------ THE DATA ------

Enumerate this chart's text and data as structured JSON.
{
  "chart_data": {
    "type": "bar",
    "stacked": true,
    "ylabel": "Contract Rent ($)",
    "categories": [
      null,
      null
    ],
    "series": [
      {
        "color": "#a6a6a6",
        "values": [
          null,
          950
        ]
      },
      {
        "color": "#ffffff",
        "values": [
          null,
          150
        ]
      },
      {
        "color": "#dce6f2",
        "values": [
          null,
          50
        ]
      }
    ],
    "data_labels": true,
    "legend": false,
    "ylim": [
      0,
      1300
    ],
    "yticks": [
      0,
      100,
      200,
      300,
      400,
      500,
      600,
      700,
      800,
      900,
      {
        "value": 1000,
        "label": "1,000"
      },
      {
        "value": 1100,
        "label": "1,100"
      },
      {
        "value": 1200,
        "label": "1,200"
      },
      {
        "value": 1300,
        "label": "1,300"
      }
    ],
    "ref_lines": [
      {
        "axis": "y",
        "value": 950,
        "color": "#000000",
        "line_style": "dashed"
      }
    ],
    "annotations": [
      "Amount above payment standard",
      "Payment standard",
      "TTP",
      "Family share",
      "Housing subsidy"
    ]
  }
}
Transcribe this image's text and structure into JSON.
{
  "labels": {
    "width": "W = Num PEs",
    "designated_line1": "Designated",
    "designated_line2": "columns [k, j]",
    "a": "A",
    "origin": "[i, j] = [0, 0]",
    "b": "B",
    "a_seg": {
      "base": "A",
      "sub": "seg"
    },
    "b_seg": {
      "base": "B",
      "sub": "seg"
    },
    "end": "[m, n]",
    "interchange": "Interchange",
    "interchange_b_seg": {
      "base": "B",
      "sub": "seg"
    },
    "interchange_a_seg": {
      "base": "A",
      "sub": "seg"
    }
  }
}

------

__PROBLEM DETAILS__.
Go back to the data above and please quote exactly, and only, the lines from the line with "Transcribe this image's" through its last line.

__REPLY__.
Transcribe this image's text and structure into JSON.
{
  "labels": {
    "width": "W = Num PEs",
    "designated_line1": "Designated",
    "designated_line2": "columns [k, j]",
    "a": "A",
    "origin": "[i, j] = [0, 0]",
    "b": "B",
    "a_seg": {
      "base": "A",
      "sub": "seg"
    },
    "b_seg": {
      "base": "B",
      "sub": "seg"
    },
    "end": "[m, n]",
    "interchange": "Interchange",
    "interchange_b_seg": {
      "base": "B",
      "sub": "seg"
    },
    "interchange_a_seg": {
      "base": "A",
      "sub": "seg"
    }
  }
}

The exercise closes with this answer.